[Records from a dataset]
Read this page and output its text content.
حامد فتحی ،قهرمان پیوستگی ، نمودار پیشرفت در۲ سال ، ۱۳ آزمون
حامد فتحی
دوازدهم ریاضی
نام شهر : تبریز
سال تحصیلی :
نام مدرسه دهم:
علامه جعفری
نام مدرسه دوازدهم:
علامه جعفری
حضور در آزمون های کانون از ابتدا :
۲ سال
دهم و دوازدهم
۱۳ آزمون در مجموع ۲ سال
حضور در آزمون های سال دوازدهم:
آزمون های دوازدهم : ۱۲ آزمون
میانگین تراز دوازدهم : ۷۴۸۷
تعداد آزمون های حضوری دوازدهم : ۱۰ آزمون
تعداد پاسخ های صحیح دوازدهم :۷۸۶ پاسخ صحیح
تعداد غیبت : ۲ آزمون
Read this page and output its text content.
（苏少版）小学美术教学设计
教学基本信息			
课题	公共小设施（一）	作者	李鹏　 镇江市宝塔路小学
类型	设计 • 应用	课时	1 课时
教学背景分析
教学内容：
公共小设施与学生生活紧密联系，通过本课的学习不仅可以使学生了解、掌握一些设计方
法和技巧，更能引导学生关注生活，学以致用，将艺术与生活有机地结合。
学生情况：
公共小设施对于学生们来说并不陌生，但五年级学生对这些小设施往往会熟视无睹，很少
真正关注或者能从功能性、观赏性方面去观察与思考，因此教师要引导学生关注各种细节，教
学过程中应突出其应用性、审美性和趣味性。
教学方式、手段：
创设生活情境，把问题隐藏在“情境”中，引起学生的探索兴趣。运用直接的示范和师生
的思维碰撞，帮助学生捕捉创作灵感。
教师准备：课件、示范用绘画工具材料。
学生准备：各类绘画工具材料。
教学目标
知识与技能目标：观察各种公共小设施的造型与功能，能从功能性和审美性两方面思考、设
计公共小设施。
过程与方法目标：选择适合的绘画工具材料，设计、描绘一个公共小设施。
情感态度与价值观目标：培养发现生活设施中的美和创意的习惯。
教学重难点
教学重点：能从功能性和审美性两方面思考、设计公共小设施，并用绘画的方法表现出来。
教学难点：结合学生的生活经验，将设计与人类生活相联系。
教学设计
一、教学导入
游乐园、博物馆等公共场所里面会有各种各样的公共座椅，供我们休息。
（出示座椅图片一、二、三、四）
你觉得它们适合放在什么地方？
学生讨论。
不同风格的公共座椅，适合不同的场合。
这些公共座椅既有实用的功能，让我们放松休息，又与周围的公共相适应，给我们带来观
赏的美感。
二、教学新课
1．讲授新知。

▸ **Given task**
Extract every record. Keep wording exact.

▸ **Exercise result**
Read this page and output its text content.
حامد فتحی ،قهرمان پیوستگی ، نمودار پیشرفت در۲ سال ، ۱۳ آزمون
حامد فتحی
دوازدهم ریاضی
نام شهر : تبریز
سال تحصیلی :
نام مدرسه دهم:
علامه جعفری
نام مدرسه دوازدهم:
علامه جعفری
حضور در آزمون های کانون از ابتدا :
۲ سال
دهم و دوازدهم
۱۳ آزمون در مجموع ۲ سال
حضور در آزمون های سال دوازدهم:
آزمون های دوازدهم : ۱۲ آزمون
میانگین تراز دوازدهم : ۷۴۸۷
تعداد آزمون های حضوری دوازدهم : ۱۰ آزمون
تعداد پاسخ های صحیح دوازدهم :۷۸۶ پاسخ صحیح
تعداد غیبت : ۲ آزمون
Read this page and output its text content.
（苏少版）小学美术教学设计
教学基本信息			
课题	公共小设施（一）	作者	李鹏　 镇江市宝塔路小学
类型	设计 • 应用	课时	1 课时
教学背景分析
教学内容：
公共小设施与学生生活紧密联系，通过本课的学习不仅可以使学生了解、掌握一些设计方
法和技巧，更能引导学生关注生活，学以致用，将艺术与生活有机地结合。
学生情况：
公共小设施对于学生们来说并不陌生，但五年级学生对这些小设施往往会熟视无睹，很少
真正关注或者能从功能性、观赏性方面去观察与思考，因此教师要引导学生关注各种细节，教
学过程中应突出其应用性、审美性和趣味性。
教学方式、手段：
创设生活情境，把问题隐藏在“情境”中，引起学生的探索兴趣。运用直接的示范和师生
的思维碰撞，帮助学生捕捉创作灵感。
教师准备：课件、示范用绘画工具材料。
学生准备：各类绘画工具材料。
教学目标
知识与技能目标：观察各种公共小设施的造型与功能，能从功能性和审美性两方面思考、设
计公共小设施。
过程与方法目标：选择适合的绘画工具材料，设计、描绘一个公共小设施。
情感态度与价值观目标：培养发现生活设施中的美和创意的习惯。
教学重难点
教学重点：能从功能性和审美性两方面思考、设计公共小设施，并用绘画的方法表现出来。
教学难点：结合学生的生活经验，将设计与人类生活相联系。
教学设计
一、教学导入
游乐园、博物馆等公共场所里面会有各种各样的公共座椅，供我们休息。
（出示座椅图片一、二、三、四）
你觉得它们适合放在什么地方？
学生讨论。
不同风格的公共座椅，适合不同的场合。
这些公共座椅既有实用的功能，让我们放松休息，又与周围的公共相适应，给我们带来观
赏的美感。
二、教学新课
1．讲授新知。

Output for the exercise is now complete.